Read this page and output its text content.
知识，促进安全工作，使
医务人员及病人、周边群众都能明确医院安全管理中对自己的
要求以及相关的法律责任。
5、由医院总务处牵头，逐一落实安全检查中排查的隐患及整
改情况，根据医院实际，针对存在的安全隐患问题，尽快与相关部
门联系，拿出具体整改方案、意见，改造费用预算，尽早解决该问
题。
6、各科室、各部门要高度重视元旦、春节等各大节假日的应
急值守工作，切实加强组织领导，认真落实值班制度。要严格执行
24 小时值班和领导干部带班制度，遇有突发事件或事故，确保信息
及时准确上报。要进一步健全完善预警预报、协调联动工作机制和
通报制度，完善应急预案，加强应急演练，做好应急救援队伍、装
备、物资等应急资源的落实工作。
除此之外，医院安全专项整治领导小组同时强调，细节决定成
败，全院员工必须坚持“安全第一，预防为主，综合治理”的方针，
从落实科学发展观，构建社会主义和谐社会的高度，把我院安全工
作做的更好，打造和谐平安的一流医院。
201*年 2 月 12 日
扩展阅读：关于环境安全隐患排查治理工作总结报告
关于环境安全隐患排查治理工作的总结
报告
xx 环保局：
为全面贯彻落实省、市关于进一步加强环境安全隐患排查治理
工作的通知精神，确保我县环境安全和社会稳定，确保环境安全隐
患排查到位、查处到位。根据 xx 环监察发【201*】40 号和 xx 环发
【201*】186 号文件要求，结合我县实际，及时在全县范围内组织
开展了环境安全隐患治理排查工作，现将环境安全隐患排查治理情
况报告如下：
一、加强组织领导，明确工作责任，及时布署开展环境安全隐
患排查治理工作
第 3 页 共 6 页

========================

What you should do -> Reproduce the full listing exactly.

Exercise output ->
Read this page and output its text content.
知识，促进安全工作，使
医务人员及病人、周边群众都能明确医院安全管理中对自己的
要求以及相关的法律责任。
5、由医院总务处牵头，逐一落实安全检查中排查的隐患及整
改情况，根据医院实际，针对存在的安全隐患问题，尽快与相关部
门联系，拿出具体整改方案、意见，改造费用预算，尽早解决该问
题。
6、各科室、各部门要高度重视元旦、春节等各大节假日的应
急值守工作，切实加强组织领导，认真落实值班制度。要严格执行
24 小时值班和领导干部带班制度，遇有突发事件或事故，确保信息
及时准确上报。要进一步健全完善预警预报、协调联动工作机制和
通报制度，完善应急预案，加强应急演练，做好应急救援队伍、装
备、物资等应急资源的落实工作。
除此之外，医院安全专项整治领导小组同时强调，细节决定成
败，全院员工必须坚持“安全第一，预防为主，综合治理”的方针，
从落实科学发展观，构建社会主义和谐社会的高度，把我院安全工
作做的更好，打造和谐平安的一流医院。
201*年 2 月 12 日
扩展阅读：关于环境安全隐患排查治理工作总结报告
关于环境安全隐患排查治理工作的总结
报告
xx 环保局：
为全面贯彻落实省、市关于进一步加强环境安全隐患排查治理
工作的通知精神，确保我县环境安全和社会稳定，确保环境安全隐
患排查到位、查处到位。根据 xx 环监察发【201*】40 号和 xx 环发
【201*】186 号文件要求，结合我县实际，及时在全县范围内组织
开展了环境安全隐患治理排查工作，现将环境安全隐患排查治理情
况报告如下：
一、加强组织领导，明确工作责任，及时布署开展环境安全隐
患排查治理工作
第 3 页 共 6 页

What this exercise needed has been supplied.